EXERCISE PROMPT: Identify the lines that contain the string "Sous", then copy each of them.

* * *

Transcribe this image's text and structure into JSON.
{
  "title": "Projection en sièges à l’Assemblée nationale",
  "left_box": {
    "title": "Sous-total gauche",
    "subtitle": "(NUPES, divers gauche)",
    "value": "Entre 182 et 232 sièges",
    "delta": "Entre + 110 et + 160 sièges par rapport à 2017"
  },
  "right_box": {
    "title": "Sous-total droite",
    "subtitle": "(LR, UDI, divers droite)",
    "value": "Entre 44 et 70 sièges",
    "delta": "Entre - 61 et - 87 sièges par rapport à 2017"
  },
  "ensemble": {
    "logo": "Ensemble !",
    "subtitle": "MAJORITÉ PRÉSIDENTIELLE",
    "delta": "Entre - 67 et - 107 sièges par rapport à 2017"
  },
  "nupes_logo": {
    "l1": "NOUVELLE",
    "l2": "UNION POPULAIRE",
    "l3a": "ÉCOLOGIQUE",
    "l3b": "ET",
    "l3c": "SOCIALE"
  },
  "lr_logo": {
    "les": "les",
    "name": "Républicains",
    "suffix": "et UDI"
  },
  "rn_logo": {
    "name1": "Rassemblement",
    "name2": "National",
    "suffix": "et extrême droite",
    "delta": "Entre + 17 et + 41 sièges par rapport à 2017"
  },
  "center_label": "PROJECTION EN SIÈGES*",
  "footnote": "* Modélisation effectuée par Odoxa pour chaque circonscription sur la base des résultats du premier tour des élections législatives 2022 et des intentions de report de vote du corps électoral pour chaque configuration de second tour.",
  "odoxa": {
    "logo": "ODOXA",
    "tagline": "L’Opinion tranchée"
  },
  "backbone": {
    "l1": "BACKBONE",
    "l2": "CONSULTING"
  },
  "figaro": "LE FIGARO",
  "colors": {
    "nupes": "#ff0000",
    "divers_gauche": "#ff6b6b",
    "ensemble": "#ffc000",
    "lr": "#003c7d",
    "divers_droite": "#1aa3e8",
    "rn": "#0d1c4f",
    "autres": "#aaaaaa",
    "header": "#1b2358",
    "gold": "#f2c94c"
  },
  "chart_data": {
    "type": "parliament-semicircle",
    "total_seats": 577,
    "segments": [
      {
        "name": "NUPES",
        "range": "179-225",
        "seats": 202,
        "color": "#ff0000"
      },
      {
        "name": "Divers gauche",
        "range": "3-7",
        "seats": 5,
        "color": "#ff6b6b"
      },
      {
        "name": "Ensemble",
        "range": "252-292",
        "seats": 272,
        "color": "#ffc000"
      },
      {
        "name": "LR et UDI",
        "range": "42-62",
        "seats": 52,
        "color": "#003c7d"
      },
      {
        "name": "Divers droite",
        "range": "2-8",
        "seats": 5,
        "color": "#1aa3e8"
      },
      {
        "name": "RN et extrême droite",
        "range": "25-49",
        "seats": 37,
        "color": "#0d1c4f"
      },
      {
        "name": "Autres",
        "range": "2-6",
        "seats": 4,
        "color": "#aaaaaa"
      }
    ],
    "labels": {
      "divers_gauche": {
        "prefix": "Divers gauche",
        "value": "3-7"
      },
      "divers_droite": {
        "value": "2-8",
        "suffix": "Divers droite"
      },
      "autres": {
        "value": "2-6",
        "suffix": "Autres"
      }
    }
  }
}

* * *

TASK RESPONSE:
    "title": "Sous-total gauche",
    "title": "Sous-total droite",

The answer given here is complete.